▸ Rows:
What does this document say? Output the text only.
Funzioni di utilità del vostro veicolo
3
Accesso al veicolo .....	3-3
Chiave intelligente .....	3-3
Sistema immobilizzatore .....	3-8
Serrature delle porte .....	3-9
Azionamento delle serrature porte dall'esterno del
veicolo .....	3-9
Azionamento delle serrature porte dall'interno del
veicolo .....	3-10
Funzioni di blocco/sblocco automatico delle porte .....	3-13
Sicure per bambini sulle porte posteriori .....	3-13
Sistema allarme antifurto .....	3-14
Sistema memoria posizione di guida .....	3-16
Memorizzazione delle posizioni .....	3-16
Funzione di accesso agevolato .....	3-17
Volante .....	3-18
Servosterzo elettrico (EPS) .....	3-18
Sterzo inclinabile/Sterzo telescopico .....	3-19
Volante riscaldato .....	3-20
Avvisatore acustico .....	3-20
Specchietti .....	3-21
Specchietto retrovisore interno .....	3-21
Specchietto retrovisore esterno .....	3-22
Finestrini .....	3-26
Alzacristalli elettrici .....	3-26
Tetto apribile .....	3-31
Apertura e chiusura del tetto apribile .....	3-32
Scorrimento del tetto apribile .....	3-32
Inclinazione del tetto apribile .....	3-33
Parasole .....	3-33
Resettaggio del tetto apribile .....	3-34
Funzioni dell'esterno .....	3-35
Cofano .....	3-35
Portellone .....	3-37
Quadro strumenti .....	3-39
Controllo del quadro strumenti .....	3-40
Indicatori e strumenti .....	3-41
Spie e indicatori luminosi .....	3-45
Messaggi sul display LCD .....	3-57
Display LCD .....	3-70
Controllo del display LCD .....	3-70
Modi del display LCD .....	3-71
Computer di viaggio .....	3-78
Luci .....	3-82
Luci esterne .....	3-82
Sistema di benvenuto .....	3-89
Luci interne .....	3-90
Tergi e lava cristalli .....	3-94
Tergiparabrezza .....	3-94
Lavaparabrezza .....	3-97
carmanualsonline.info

▸ Aim of the task: Search the preceding listing for the word "veicolo" and pull out every line that holds it.

▸ Response for this exercise:
Funzioni di utilità del vostro veicolo
Accesso al veicolo .....	3-3
veicolo .....	3-9
veicolo .....	3-10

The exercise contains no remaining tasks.